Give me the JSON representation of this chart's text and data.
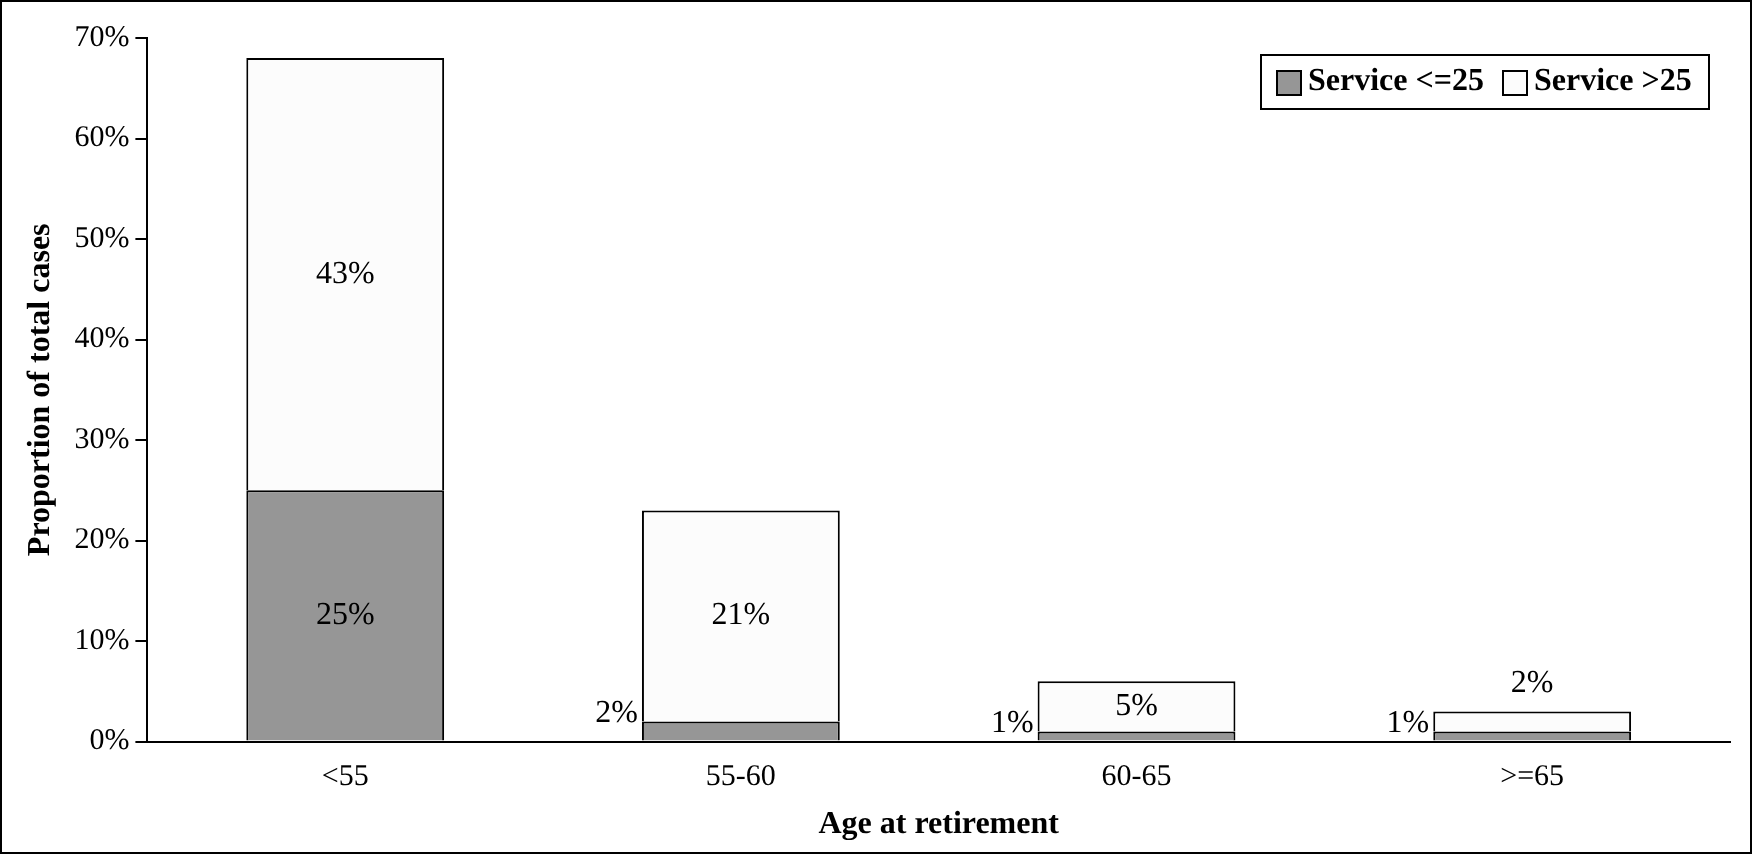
{
  "chart_data": {
    "type": "bar",
    "stacked": true,
    "xlabel": "Age at retirement",
    "ylabel": "Proportion of total cases",
    "categories": [
      "<55",
      "55-60",
      "60-65",
      ">=65"
    ],
    "series": [
      {
        "name": "Service <=25",
        "color": "#969696",
        "values": [
          25,
          2,
          1,
          1
        ],
        "value_labels": [
          "25%",
          "2%",
          "1%",
          "1%"
        ]
      },
      {
        "name": "Service >25",
        "color": "#fcfcfc",
        "values": [
          43,
          21,
          5,
          2
        ],
        "value_labels": [
          "43%",
          "21%",
          "5%",
          "2%"
        ]
      }
    ],
    "ylim": [
      0,
      70
    ],
    "yticks": [
      {
        "value": 0,
        "label": "0%"
      },
      {
        "value": 10,
        "label": "10%"
      },
      {
        "value": 20,
        "label": "20%"
      },
      {
        "value": 30,
        "label": "30%"
      },
      {
        "value": 40,
        "label": "40%"
      },
      {
        "value": 50,
        "label": "50%"
      },
      {
        "value": 60,
        "label": "60%"
      },
      {
        "value": 70,
        "label": "70%"
      }
    ],
    "grid": false,
    "legend": "top right"
  }
}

* **YOUR INSTRUCTIONS**:
Set down the records in full and exactly. Do not carry over any image.

* **IN RESPONSE**:
Give me the JSON representation of this chart's text and data.
{
  "chart_data": {
    "type": "bar",
    "stacked": true,
    "xlabel": "Age at retirement",
    "ylabel": "Proportion of total cases",
    "categories": [
      "<55",
      "55-60",
      "60-65",
      ">=65"
    ],
    "series": [
      {
        "name": "Service <=25",
        "color": "#969696",
        "values": [
          25,
          2,
          1,
          1
        ],
        "value_labels": [
          "25%",
          "2%",
          "1%",
          "1%"
        ]
      },
      {
        "name": "Service >25",
        "color": "#fcfcfc",
        "values": [
          43,
          21,
          5,
          2
        ],
        "value_labels": [
          "43%",
          "21%",
          "5%",
          "2%"
        ]
      }
    ],
    "ylim": [
      0,
      70
    ],
    "yticks": [
      {
        "value": 0,
        "label": "0%"
      },
      {
        "value": 10,
        "label": "10%"
      },
      {
        "value": 20,
        "label": "20%"
      },
      {
        "value": 30,
        "label": "30%"
      },
      {
        "value": 40,
        "label": "40%"
      },
      {
        "value": 50,
        "label": "50%"
      },
      {
        "value": 60,
        "label": "60%"
      },
      {
        "value": 70,
        "label": "70%"
      }
    ],
    "grid": false,
    "legend": "top right"
  }
}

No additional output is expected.